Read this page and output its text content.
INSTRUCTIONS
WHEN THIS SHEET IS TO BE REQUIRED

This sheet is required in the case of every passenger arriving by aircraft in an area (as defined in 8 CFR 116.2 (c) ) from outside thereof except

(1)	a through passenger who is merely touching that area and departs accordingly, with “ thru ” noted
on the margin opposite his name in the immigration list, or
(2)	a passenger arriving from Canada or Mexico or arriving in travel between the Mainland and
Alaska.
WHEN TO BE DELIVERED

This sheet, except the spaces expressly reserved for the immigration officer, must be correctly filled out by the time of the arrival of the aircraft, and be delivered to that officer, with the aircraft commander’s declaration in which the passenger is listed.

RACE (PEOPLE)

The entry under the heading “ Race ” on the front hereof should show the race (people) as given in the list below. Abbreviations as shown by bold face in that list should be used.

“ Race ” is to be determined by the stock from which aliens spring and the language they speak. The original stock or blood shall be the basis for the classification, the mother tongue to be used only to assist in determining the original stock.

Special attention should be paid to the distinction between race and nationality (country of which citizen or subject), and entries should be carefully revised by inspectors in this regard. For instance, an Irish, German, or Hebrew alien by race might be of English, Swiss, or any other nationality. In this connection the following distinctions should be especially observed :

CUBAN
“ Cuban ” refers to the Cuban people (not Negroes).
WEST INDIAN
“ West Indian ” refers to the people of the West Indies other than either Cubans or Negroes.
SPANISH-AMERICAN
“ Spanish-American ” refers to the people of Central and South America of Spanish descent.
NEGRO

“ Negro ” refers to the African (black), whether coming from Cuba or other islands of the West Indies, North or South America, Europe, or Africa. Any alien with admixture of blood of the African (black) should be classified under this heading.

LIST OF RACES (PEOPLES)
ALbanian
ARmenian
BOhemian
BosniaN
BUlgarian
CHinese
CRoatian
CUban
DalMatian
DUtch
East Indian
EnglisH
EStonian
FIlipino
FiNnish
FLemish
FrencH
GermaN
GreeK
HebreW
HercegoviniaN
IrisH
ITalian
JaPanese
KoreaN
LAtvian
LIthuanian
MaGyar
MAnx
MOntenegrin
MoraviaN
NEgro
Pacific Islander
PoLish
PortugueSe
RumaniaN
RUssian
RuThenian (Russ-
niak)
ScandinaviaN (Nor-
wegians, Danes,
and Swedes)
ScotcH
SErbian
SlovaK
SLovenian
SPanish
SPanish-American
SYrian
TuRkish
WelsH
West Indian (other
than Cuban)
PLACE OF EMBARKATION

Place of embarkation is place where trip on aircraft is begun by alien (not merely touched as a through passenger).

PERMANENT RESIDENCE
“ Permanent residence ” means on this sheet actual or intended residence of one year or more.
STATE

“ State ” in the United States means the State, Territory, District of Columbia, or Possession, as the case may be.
________________
GIVEN TASK — Repeat all the entries word for word.

TASK RESPONSE —
Read this page and output its text content.
INSTRUCTIONS
WHEN THIS SHEET IS TO BE REQUIRED

This sheet is required in the case of every passenger arriving by aircraft in an area (as defined in 8 CFR 116.2 (c) ) from outside thereof except

(1)	a through passenger who is merely touching that area and departs accordingly, with “ thru ” noted
on the margin opposite his name in the immigration list, or
(2)	a passenger arriving from Canada or Mexico or arriving in travel between the Mainland and
Alaska.
WHEN TO BE DELIVERED

This sheet, except the spaces expressly reserved for the immigration officer, must be correctly filled out by the time of the arrival of the aircraft, and be delivered to that officer, with the aircraft commander’s declaration in which the passenger is listed.

RACE (PEOPLE)

The entry under the heading “ Race ” on the front hereof should show the race (people) as given in the list below. Abbreviations as shown by bold face in that list should be used.

“ Race ” is to be determined by the stock from which aliens spring and the language they speak. The original stock or blood shall be the basis for the classification, the mother tongue to be used only to assist in determining the original stock.

Special attention should be paid to the distinction between race and nationality (country of which citizen or subject), and entries should be carefully revised by inspectors in this regard. For instance, an Irish, German, or Hebrew alien by race might be of English, Swiss, or any other nationality. In this connection the following distinctions should be especially observed :

CUBAN
“ Cuban ” refers to the Cuban people (not Negroes).
WEST INDIAN
“ West Indian ” refers to the people of the West Indies other than either Cubans or Negroes.
SPANISH-AMERICAN
“ Spanish-American ” refers to the people of Central and South America of Spanish descent.
NEGRO

“ Negro ” refers to the African (black), whether coming from Cuba or other islands of the West Indies, North or South America, Europe, or Africa. Any alien with admixture of blood of the African (black) should be classified under this heading.

LIST OF RACES (PEOPLES)
ALbanian
ARmenian
BOhemian
BosniaN
BUlgarian
CHinese
CRoatian
CUban
DalMatian
DUtch
East Indian
EnglisH
EStonian
FIlipino
FiNnish
FLemish
FrencH
GermaN
GreeK
HebreW
HercegoviniaN
IrisH
ITalian
JaPanese
KoreaN
LAtvian
LIthuanian
MaGyar
MAnx
MOntenegrin
MoraviaN
NEgro
Pacific Islander
PoLish
PortugueSe
RumaniaN
RUssian
RuThenian (Russ-
niak)
ScandinaviaN (Nor-
wegians, Danes,
and Swedes)
ScotcH
SErbian
SlovaK
SLovenian
SPanish
SPanish-American
SYrian
TuRkish
WelsH
West Indian (other
than Cuban)
PLACE OF EMBARKATION

Place of embarkation is place where trip on aircraft is begun by alien (not merely touched as a through passenger).

PERMANENT RESIDENCE
“ Permanent residence ” means on this sheet actual or intended residence of one year or more.
STATE

“ State ” in the United States means the State, Territory, District of Columbia, or Possession, as the case may be.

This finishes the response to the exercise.